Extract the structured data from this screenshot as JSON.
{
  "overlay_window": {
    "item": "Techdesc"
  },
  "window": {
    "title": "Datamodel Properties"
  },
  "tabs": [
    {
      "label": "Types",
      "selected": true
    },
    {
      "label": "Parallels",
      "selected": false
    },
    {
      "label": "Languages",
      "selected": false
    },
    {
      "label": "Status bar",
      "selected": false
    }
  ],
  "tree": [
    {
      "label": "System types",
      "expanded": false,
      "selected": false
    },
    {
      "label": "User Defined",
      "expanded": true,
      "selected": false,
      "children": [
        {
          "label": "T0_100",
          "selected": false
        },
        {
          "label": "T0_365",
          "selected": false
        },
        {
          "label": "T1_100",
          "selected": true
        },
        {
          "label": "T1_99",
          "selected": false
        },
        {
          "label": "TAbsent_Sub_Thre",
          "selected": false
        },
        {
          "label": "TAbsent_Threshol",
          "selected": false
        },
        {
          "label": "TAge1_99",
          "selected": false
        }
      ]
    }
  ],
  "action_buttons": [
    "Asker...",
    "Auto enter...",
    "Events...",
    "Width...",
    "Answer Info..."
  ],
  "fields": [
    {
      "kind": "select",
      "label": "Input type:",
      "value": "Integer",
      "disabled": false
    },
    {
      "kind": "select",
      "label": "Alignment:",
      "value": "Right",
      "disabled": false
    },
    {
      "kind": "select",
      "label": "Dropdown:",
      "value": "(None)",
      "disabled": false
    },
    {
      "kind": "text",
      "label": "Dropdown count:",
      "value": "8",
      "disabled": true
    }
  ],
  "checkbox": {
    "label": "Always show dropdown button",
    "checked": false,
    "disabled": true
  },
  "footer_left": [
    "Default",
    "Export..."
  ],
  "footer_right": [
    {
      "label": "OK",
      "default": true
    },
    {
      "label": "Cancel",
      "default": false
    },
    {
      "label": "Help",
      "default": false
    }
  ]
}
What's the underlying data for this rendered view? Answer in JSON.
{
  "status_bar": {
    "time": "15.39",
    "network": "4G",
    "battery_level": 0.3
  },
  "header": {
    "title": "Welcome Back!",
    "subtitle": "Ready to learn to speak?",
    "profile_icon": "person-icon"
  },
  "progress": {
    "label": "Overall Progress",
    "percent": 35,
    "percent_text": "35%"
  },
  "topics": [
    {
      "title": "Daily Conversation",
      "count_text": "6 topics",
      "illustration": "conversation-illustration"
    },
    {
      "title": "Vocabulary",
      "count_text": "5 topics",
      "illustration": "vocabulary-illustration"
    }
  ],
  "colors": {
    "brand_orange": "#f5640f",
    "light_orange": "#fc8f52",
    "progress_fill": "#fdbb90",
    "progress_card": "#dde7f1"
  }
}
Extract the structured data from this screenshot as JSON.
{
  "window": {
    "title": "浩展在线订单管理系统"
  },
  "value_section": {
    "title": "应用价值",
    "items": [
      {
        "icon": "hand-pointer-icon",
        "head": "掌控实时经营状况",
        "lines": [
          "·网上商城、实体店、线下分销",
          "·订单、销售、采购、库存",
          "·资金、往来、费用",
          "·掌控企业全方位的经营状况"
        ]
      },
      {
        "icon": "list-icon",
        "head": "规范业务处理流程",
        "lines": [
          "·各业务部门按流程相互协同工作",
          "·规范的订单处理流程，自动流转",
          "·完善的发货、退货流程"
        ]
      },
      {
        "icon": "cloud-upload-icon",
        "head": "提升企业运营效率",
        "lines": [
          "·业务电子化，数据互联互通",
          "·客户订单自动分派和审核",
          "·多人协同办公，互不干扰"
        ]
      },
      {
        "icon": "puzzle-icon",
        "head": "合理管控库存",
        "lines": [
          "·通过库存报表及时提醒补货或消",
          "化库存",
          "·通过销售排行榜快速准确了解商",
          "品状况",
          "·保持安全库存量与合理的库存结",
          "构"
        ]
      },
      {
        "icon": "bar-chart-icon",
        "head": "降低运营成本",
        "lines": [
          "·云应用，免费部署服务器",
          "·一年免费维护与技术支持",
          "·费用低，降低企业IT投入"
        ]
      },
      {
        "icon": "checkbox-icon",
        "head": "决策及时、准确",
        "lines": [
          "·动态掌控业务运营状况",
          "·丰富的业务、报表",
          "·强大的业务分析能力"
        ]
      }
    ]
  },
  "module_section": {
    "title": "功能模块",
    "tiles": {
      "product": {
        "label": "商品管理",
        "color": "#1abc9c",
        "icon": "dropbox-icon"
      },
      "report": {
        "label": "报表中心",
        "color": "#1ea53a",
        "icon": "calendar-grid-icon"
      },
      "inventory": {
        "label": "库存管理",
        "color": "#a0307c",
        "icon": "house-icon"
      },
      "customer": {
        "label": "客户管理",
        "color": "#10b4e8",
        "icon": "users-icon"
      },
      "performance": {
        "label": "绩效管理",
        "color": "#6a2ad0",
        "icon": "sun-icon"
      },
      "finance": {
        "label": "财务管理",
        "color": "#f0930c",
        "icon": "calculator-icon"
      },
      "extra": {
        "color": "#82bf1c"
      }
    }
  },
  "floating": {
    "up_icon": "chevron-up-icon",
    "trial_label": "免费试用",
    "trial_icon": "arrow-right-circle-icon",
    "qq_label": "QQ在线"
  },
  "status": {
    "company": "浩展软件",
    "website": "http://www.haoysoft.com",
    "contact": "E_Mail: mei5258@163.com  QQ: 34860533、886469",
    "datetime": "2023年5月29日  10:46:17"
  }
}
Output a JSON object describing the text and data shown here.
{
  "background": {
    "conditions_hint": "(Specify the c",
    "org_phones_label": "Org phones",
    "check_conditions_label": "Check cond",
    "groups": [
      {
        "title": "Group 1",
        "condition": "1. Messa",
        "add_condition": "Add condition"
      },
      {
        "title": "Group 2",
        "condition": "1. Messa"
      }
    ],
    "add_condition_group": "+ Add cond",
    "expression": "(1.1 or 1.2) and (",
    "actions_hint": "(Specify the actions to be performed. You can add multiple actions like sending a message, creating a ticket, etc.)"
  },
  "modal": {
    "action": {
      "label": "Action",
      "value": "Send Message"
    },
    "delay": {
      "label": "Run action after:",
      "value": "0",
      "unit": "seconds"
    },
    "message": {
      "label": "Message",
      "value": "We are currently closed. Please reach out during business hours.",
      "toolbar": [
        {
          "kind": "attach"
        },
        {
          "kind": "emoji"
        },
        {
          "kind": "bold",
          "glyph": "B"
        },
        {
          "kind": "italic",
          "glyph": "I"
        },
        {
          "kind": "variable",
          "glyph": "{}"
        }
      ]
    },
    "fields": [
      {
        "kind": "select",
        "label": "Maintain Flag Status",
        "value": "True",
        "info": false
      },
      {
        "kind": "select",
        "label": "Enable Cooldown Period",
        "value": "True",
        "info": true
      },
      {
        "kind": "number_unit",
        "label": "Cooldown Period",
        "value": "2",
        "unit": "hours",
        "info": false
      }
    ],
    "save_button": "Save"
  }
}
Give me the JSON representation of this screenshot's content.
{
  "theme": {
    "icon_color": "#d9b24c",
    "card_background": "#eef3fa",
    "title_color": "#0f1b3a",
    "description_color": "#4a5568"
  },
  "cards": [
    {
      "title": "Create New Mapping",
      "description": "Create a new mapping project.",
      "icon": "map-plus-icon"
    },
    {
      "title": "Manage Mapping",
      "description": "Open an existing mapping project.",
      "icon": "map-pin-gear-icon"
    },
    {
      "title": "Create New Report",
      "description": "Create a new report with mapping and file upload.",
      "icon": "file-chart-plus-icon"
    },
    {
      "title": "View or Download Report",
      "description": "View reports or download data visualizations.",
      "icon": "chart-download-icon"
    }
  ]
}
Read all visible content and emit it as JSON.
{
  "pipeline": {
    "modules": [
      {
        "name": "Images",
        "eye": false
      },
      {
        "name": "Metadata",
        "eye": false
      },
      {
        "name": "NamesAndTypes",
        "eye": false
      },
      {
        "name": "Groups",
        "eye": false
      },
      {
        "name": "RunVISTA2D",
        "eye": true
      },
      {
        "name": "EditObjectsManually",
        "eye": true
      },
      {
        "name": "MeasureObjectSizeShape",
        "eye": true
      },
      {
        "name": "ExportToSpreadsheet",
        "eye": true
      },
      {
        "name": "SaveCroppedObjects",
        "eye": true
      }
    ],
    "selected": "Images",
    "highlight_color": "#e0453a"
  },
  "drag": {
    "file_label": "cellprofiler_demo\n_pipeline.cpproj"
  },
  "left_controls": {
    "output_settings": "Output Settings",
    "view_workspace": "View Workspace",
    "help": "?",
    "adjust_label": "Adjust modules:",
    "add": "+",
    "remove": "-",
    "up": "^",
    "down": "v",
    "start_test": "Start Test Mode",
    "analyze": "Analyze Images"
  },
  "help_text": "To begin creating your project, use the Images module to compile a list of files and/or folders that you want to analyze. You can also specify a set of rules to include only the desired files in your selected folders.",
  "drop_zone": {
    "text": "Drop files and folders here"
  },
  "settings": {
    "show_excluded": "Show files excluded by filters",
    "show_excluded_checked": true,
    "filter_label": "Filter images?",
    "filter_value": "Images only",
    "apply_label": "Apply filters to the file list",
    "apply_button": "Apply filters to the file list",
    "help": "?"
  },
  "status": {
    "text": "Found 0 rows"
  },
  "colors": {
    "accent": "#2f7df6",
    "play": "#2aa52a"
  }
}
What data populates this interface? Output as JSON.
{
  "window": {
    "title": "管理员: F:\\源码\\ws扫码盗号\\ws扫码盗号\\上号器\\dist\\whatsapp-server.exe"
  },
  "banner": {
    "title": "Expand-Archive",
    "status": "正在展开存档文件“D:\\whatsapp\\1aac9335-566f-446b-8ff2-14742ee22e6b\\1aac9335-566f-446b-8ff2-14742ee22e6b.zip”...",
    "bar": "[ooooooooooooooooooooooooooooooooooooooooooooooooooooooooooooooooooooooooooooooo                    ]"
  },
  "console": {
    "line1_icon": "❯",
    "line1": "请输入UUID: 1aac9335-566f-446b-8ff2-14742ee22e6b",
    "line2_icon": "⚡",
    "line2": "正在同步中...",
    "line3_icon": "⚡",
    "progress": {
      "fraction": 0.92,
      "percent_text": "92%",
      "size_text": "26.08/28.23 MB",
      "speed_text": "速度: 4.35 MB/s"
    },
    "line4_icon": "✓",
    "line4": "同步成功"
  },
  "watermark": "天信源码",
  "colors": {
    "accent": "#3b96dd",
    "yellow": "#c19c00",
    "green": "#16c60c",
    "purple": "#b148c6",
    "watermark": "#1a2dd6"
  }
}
□ □ □ □ □
Reproduce each line holding the word "only".

- [TASK OUTPUT]:
  "help_text": "To begin creating your project, use the Images module to compile a list of files and/or folders that you want to analyze. You can also specify a set of rules to include only the desired files in your selected folders.",
    "filter_value": "Images only",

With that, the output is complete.